Dataset records:
Begin

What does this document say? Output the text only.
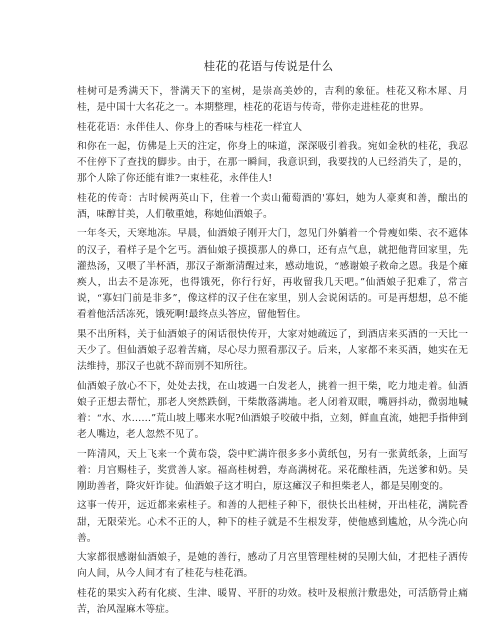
桂花的花语与传说是什么

桂树可是秀满天下，誉满天下的室树，是崇高美妙的，吉利的象征。桂花又称木犀、月桂，是中国十大名花之一。本期整理，桂花的花语与传奇，带你走进桂花的世界。

桂花花语：永伴佳人、你身上的香味与桂花一样宜人

和你在一起，仿佛是上天的注定，你身上的味道，深深吸引着我。宛如金秋的桂花，我忍不住停下了查找的脚步。由于，在那一瞬间，我意识到，我要找的人已经消失了，是的，那个人除了你还能有谁?一束桂花，永伴佳人!

桂花的传奇：古时候两英山下，住着一个卖山葡萄酒的'寡妇，她为人豪爽和善，酿出的酒，味醇甘美，人们敬重她，称她仙酒娘子。

一年冬天，天寒地冻。早晨，仙酒娘子刚开大门，忽见门外躺着一个骨瘦如柴、衣不遮体的汉子，看样子是个乞丐。酒仙娘子摸摸那人的鼻口，还有点气息，就把他背回家里，先灌热汤，又喂了半杯酒，那汉子渐渐清醒过来，感动地说，“感谢娘子救命之恩。我是个瘫痪人，出去不是冻死，也得饿死，你行行好，再收留我几天吧。”仙酒娘子犯难了，常言说，“寡妇门前是非多”，像这样的汉子住在家里，别人会说闲话的。可是再想想，总不能看着他活活冻死，饿死啊!最终点头答应，留他暂住。

果不出所料，关于仙酒娘子的闲话很快传开，大家对她疏远了，到酒店来买酒的一天比一天少了。但仙酒娘子忍着苦痛，尽心尽力照看那汉子。后来，人家都不来买酒，她实在无法维持，那汉子也就不辞而别不知所往。

仙酒娘子放心不下，处处去找，在山坡遇一白发老人，挑着一担干柴，吃力地走着。仙酒娘子正想去帮忙，那老人突然跌倒，干柴散落满地。老人闭着双眼，嘴唇抖动，微弱地喊着：“水、水……”荒山坡上哪来水呢?仙酒娘子咬破中指，立刻，鲜血直流，她把手指伸到老人嘴边，老人忽然不见了。

一阵清风，天上飞来一个黄布袋，袋中贮满许很多多小黄纸包，另有一张黄纸条，上面写着：月宫赐桂子，奖赏善人家。福高桂树碧，寿高满树花。采花酿桂酒，先送爹和奶。吴刚助善者，降灾奸诈徒。仙酒娘子这才明白，原这瘫汉子和担柴老人，都是吴刚变的。

这事一传开，远近都来索桂子。和善的人把桂子种下，很快长出桂树，开出桂花，满院香甜，无限荣光。心术不正的人，种下的桂子就是不生根发芽，使他感到尴尬，从今洗心向善。

大家都很感谢仙酒娘子，是她的善行，感动了月宫里管理桂树的吴刚大仙，才把桂子洒传向人间，从今人间才有了桂花与桂花酒。

桂花的果实入药有化痰、生津、暖胃、平肝的功效。枝叶及根煎汁敷患处，可活筋骨止痛苦，治风湿麻木等症。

End

TASK GOAL: Every entry above should be duplicated exactly. Do not include the images.

RESULT:
What does this document say? Output the text only.
桂花的花语与传说是什么

桂树可是秀满天下，誉满天下的室树，是崇高美妙的，吉利的象征。桂花又称木犀、月桂，是中国十大名花之一。本期整理，桂花的花语与传奇，带你走进桂花的世界。

桂花花语：永伴佳人、你身上的香味与桂花一样宜人

和你在一起，仿佛是上天的注定，你身上的味道，深深吸引着我。宛如金秋的桂花，我忍不住停下了查找的脚步。由于，在那一瞬间，我意识到，我要找的人已经消失了，是的，那个人除了你还能有谁?一束桂花，永伴佳人!

桂花的传奇：古时候两英山下，住着一个卖山葡萄酒的'寡妇，她为人豪爽和善，酿出的酒，味醇甘美，人们敬重她，称她仙酒娘子。

一年冬天，天寒地冻。早晨，仙酒娘子刚开大门，忽见门外躺着一个骨瘦如柴、衣不遮体的汉子，看样子是个乞丐。酒仙娘子摸摸那人的鼻口，还有点气息，就把他背回家里，先灌热汤，又喂了半杯酒，那汉子渐渐清醒过来，感动地说，“感谢娘子救命之恩。我是个瘫痪人，出去不是冻死，也得饿死，你行行好，再收留我几天吧。”仙酒娘子犯难了，常言说，“寡妇门前是非多”，像这样的汉子住在家里，别人会说闲话的。可是再想想，总不能看着他活活冻死，饿死啊!最终点头答应，留他暂住。

果不出所料，关于仙酒娘子的闲话很快传开，大家对她疏远了，到酒店来买酒的一天比一天少了。但仙酒娘子忍着苦痛，尽心尽力照看那汉子。后来，人家都不来买酒，她实在无法维持，那汉子也就不辞而别不知所往。

仙酒娘子放心不下，处处去找，在山坡遇一白发老人，挑着一担干柴，吃力地走着。仙酒娘子正想去帮忙，那老人突然跌倒，干柴散落满地。老人闭着双眼，嘴唇抖动，微弱地喊着：“水、水……”荒山坡上哪来水呢?仙酒娘子咬破中指，立刻，鲜血直流，她把手指伸到老人嘴边，老人忽然不见了。

一阵清风，天上飞来一个黄布袋，袋中贮满许很多多小黄纸包，另有一张黄纸条，上面写着：月宫赐桂子，奖赏善人家。福高桂树碧，寿高满树花。采花酿桂酒，先送爹和奶。吴刚助善者，降灾奸诈徒。仙酒娘子这才明白，原这瘫汉子和担柴老人，都是吴刚变的。

这事一传开，远近都来索桂子。和善的人把桂子种下，很快长出桂树，开出桂花，满院香甜，无限荣光。心术不正的人，种下的桂子就是不生根发芽，使他感到尴尬，从今洗心向善。

大家都很感谢仙酒娘子，是她的善行，感动了月宫里管理桂树的吴刚大仙，才把桂子洒传向人间，从今人间才有了桂花与桂花酒。

桂花的果实入药有化痰、生津、暖胃、平肝的功效。枝叶及根煎汁敷患处，可活筋骨止痛苦，治风湿麻木等症。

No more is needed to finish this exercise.